Tag Archives: John L. Ruth

Books Acquired Recently

Although I have more than enough books on my “To Read” shelf for the rest of the summer, I’ve acquired five new books over the past week.

Klosterman, Chuck. But What If We’re Wrong? Thinking About the Present As If It Were the Past. New York: Blue Rider, 2016.

I love Klosterman’s writing. I didn’t realize he had a new book out, but it was displayed on the very first shelf at RiverRead Books in Binghamton (where I also bought Spark’s novel) when I walked in. I decided to buy it right away. It was probably my record for quickest time picking a book to buy in a bookstore–about five seconds.

Lander, N [sic] Maxwell. Carnal Anomaly. Berkeley: Threel Media, 2016.

I received this and Niffenegger’s book as anniversary presents from my partner. Carnal Anomaly is a collection of BDSM-themed photographs, some of which are very extreme. I look forward to perusing it.

Niffenegger, Audrey. The Night Bookmobile. New York: Abrams, 2010.
************
| INSTRUCTIONS TO FOLLOW |
Answer these questions about the post on recently acquired books.
1. How many new books does the writer say were acquired over the past week?
2. In what city is RiverRead Books?
3. Which publisher issued The Night Bookmobile?
The records are not needed for what follows here.
************
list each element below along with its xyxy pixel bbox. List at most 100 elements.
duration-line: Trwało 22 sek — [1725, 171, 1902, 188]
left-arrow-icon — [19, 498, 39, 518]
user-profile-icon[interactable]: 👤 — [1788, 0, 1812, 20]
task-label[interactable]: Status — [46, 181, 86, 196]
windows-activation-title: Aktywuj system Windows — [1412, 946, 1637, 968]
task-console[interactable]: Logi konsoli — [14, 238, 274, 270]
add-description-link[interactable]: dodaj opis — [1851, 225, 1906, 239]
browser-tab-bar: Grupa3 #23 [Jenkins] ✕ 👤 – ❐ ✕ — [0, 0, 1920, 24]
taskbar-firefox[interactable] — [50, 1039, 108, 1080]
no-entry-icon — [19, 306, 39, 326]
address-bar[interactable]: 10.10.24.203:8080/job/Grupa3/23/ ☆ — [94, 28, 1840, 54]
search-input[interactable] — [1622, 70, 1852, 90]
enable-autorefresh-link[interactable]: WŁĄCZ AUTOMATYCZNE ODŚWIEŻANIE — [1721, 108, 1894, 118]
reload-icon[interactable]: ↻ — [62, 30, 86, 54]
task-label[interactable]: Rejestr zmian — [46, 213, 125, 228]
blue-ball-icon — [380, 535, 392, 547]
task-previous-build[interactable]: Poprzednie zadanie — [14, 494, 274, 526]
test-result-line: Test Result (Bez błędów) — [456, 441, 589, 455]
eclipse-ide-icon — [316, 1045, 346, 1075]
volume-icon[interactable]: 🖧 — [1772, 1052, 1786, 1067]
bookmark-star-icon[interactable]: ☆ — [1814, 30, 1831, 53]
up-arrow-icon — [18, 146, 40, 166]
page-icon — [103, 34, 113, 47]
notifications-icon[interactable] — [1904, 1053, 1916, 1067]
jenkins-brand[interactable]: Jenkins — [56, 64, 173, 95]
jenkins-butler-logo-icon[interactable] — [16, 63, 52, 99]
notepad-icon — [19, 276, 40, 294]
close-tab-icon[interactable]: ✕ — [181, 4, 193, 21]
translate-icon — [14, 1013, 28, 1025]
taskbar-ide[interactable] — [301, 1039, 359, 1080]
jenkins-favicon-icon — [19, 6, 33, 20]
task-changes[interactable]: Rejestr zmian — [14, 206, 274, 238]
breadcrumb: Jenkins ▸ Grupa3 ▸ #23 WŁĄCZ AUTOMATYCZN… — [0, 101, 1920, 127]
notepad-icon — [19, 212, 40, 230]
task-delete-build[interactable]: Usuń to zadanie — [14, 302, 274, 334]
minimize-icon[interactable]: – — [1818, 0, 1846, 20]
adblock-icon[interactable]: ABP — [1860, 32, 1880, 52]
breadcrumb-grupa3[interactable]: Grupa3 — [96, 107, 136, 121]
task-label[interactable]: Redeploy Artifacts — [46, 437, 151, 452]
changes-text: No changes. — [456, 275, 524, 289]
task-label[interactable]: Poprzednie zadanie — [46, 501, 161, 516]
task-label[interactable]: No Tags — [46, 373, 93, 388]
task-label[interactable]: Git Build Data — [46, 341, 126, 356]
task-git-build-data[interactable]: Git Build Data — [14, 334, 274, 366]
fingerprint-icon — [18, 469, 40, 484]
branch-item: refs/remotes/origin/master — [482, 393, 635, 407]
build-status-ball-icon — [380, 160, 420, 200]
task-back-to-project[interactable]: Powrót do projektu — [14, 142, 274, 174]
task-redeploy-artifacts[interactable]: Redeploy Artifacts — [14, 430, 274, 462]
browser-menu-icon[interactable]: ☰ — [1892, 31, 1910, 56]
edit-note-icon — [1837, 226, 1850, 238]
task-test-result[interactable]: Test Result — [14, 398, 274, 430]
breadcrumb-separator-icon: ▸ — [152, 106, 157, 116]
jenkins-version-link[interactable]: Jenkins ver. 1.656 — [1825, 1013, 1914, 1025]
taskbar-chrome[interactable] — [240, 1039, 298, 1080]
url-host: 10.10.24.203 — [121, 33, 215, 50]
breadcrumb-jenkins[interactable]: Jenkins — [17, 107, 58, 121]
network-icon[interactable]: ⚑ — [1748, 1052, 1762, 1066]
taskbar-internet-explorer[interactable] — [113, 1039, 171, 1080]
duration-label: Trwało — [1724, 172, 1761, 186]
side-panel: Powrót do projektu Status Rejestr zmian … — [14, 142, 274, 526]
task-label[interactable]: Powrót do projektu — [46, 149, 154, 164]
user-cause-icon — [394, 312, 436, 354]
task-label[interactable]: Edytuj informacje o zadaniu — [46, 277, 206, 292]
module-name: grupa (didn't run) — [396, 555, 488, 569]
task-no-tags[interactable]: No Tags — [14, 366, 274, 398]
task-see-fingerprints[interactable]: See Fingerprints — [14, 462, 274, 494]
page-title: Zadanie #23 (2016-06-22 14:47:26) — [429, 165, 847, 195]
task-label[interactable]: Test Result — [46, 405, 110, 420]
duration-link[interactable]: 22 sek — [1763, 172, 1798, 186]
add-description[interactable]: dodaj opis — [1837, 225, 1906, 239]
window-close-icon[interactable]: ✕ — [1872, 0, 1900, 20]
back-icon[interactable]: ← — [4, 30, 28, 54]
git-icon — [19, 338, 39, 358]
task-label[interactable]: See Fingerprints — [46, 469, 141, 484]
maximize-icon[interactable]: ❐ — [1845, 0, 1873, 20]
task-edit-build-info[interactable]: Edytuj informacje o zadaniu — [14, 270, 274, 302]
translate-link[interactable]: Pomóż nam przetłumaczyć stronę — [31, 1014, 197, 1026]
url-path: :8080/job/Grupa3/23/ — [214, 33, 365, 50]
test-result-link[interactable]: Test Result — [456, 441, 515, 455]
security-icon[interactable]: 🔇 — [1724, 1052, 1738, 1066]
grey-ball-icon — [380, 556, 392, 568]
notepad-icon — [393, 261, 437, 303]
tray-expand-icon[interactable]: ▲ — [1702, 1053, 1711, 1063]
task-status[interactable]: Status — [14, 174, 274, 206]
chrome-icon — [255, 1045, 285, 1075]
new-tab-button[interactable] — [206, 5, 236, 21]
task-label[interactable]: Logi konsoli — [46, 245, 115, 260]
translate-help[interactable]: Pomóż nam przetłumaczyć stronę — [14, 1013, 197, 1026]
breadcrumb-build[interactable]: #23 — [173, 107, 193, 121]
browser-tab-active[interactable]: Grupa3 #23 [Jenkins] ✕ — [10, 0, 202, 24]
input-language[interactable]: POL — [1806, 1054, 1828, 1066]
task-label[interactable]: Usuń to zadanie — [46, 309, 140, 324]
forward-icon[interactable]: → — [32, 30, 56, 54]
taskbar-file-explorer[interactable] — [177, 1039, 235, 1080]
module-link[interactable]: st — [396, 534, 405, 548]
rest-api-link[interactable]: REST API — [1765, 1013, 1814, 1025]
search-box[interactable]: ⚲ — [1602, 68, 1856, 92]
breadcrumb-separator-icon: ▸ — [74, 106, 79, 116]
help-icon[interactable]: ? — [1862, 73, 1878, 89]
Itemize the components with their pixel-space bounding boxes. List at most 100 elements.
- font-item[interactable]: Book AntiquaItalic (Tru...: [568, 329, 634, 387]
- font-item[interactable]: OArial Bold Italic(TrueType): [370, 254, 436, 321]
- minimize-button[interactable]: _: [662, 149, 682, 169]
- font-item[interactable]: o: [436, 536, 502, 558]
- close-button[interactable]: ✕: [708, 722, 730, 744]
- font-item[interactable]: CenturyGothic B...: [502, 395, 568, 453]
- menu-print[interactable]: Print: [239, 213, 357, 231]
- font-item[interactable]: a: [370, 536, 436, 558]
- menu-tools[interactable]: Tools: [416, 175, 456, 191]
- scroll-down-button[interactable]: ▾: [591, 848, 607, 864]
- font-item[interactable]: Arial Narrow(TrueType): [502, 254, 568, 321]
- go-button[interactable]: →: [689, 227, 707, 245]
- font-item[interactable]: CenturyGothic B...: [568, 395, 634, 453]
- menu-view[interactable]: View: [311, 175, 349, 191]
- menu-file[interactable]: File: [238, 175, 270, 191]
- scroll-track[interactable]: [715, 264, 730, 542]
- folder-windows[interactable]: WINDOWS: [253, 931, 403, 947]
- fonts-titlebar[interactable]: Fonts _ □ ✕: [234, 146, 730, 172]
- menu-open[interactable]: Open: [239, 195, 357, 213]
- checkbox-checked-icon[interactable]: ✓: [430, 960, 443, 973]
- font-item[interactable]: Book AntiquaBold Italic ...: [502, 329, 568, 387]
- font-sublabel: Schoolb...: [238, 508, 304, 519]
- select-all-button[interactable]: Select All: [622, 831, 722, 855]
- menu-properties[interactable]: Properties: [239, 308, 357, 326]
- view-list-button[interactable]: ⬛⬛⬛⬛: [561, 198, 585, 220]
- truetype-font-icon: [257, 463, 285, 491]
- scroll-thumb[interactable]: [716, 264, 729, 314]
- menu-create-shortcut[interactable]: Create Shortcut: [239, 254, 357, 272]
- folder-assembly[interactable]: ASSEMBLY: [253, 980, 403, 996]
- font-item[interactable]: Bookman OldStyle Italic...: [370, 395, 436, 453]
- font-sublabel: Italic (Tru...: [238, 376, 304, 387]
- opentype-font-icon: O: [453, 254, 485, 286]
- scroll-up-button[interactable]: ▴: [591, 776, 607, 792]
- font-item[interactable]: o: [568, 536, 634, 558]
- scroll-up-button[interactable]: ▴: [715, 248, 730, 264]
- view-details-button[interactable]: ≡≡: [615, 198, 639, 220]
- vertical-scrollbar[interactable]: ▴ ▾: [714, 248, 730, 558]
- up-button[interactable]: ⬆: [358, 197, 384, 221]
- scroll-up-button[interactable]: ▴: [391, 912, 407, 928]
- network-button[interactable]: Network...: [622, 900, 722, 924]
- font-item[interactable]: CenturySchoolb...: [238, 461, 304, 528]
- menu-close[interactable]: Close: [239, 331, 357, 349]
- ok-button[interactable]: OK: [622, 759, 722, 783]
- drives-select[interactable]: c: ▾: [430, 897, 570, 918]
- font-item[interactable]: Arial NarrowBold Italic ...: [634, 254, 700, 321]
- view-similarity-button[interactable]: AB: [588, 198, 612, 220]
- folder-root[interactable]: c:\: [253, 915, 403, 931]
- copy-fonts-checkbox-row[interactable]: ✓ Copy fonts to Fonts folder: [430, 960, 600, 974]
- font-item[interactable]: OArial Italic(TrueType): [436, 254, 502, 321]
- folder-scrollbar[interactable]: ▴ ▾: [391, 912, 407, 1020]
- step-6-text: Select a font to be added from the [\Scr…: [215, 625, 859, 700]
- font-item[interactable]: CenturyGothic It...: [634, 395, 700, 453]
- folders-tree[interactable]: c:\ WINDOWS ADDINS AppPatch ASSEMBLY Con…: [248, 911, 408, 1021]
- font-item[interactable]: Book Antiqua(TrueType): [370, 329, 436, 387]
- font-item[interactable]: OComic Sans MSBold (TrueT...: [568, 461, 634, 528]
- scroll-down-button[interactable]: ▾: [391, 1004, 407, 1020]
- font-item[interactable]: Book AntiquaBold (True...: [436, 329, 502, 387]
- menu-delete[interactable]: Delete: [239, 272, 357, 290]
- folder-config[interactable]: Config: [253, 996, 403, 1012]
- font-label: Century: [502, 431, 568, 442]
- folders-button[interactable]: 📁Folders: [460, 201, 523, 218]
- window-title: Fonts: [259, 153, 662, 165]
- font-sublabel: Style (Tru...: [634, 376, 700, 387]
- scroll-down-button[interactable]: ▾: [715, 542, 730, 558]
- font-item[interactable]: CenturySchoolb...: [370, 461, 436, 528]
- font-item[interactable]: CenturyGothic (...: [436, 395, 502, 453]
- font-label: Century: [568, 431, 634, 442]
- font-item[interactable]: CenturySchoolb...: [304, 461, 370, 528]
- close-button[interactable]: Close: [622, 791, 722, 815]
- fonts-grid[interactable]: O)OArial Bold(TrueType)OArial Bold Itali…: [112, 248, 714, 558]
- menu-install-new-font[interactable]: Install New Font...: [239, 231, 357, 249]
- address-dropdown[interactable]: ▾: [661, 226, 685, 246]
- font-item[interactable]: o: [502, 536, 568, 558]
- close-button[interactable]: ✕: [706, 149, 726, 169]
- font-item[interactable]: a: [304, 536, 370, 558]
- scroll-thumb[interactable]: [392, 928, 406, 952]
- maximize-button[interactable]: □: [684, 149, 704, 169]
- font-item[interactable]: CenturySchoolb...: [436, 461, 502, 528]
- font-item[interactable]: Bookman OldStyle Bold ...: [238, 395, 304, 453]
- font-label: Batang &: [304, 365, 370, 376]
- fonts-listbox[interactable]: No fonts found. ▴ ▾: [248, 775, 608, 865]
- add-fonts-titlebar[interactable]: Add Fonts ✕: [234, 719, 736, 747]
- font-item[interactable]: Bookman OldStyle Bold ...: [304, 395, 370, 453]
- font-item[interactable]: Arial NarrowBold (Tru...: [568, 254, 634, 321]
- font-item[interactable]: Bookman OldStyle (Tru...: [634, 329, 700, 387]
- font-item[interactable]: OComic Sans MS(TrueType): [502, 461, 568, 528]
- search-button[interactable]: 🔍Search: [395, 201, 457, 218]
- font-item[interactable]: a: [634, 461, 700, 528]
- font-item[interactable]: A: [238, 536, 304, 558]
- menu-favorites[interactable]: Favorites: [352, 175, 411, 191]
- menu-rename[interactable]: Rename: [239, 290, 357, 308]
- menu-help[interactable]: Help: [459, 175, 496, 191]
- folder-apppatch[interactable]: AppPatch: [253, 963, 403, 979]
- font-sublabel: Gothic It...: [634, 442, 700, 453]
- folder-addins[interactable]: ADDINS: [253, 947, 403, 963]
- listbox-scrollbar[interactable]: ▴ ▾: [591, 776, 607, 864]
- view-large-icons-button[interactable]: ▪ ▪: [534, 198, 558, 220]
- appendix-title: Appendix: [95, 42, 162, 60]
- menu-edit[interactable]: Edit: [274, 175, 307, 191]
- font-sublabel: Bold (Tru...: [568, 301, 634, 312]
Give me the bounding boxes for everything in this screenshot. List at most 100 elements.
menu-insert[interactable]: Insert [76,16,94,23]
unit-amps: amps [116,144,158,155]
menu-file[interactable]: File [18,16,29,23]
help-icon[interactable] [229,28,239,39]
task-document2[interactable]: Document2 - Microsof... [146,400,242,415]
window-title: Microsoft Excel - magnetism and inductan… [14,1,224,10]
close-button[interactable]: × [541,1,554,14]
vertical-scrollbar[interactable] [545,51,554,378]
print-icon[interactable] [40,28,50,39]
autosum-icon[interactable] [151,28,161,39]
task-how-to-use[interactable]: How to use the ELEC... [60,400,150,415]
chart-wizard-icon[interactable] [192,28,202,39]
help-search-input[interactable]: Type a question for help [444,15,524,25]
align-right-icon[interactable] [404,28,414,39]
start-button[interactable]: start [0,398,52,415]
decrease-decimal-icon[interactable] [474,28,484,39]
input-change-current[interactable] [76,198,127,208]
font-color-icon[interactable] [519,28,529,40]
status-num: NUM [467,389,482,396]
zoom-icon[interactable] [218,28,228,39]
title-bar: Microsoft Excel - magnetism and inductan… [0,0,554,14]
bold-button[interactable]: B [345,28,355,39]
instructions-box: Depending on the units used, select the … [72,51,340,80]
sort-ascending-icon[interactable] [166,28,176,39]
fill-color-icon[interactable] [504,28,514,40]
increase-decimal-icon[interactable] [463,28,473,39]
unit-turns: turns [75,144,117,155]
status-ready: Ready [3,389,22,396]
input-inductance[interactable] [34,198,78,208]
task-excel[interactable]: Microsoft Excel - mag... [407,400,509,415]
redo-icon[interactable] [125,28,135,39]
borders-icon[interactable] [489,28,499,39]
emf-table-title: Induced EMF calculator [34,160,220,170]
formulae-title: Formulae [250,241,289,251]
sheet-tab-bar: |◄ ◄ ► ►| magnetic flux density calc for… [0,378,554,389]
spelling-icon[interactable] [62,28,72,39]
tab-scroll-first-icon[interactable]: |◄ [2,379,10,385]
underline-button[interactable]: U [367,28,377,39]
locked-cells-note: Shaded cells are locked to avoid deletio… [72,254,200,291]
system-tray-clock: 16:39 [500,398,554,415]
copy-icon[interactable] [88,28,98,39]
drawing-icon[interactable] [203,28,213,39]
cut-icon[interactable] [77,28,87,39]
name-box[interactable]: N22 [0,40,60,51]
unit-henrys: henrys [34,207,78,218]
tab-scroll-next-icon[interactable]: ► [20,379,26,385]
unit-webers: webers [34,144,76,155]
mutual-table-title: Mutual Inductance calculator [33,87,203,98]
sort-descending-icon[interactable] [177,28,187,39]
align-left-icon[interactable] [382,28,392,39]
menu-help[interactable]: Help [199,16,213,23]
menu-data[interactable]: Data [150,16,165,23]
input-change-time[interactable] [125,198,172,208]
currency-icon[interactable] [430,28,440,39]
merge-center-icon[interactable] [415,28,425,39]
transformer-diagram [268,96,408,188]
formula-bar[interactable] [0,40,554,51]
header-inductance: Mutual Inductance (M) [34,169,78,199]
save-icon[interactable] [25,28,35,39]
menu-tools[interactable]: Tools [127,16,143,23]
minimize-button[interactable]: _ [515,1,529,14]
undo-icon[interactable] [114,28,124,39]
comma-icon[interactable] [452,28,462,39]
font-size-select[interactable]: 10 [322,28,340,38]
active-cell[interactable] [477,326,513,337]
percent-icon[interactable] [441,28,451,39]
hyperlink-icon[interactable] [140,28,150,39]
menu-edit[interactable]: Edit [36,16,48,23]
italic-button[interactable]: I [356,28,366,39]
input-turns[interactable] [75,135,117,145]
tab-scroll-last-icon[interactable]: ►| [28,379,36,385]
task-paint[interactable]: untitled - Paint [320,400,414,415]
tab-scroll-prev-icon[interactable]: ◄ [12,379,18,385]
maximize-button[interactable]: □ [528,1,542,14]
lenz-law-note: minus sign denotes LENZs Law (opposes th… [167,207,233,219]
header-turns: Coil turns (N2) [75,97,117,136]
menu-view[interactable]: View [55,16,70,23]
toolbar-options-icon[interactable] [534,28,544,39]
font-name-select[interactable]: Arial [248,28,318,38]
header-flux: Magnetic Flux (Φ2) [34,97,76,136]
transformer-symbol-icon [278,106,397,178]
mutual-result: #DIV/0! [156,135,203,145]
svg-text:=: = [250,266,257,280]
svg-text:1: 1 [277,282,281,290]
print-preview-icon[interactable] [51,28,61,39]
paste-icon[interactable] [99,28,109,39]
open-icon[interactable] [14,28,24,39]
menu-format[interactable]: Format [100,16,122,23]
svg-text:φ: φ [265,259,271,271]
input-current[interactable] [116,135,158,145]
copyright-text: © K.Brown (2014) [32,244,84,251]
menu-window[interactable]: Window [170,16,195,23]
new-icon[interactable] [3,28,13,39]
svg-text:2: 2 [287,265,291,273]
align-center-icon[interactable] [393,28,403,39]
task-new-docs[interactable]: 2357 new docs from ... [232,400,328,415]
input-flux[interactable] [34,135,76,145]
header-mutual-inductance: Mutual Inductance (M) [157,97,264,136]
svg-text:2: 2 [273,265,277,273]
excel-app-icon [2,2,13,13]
************
| TASK OUTPUT |
1. Five.
2. Binghamton.
3. Abrams.